What is required: Set the listing down again in full, word for word, with the pictures left out.

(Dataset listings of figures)
┄┄┄┄┄┄

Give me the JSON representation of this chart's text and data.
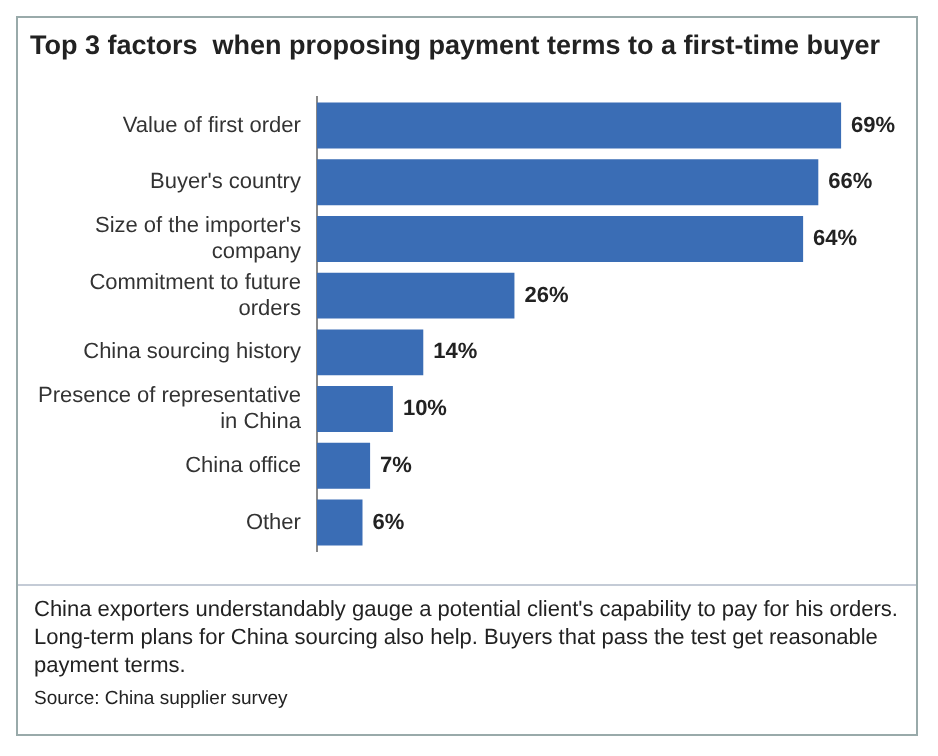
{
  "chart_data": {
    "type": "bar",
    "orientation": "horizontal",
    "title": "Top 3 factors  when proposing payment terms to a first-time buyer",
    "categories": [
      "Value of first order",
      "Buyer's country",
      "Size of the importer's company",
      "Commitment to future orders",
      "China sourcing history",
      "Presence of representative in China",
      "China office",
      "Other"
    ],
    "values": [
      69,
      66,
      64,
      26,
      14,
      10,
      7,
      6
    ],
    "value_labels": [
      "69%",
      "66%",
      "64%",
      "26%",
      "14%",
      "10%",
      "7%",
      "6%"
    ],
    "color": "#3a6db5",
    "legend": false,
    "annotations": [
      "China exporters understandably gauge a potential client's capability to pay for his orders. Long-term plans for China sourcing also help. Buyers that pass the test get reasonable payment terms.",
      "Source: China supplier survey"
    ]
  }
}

┄┄┄┄┄┄

Output for this task:
Give me the JSON representation of this chart's text and data.
{
  "chart_data": {
    "type": "bar",
    "orientation": "horizontal",
    "title": "Top 3 factors  when proposing payment terms to a first-time buyer",
    "categories": [
      "Value of first order",
      "Buyer's country",
      "Size of the importer's company",
      "Commitment to future orders",
      "China sourcing history",
      "Presence of representative in China",
      "China office",
      "Other"
    ],
    "values": [
      69,
      66,
      64,
      26,
      14,
      10,
      7,
      6
    ],
    "value_labels": [
      "69%",
      "66%",
      "64%",
      "26%",
      "14%",
      "10%",
      "7%",
      "6%"
    ],
    "color": "#3a6db5",
    "legend": false,
    "annotations": [
      "China exporters understandably gauge a potential client's capability to pay for his orders. Long-term plans for China sourcing also help. Buyers that pass the test get reasonable payment terms.",
      "Source: China supplier survey"
    ]
  }
}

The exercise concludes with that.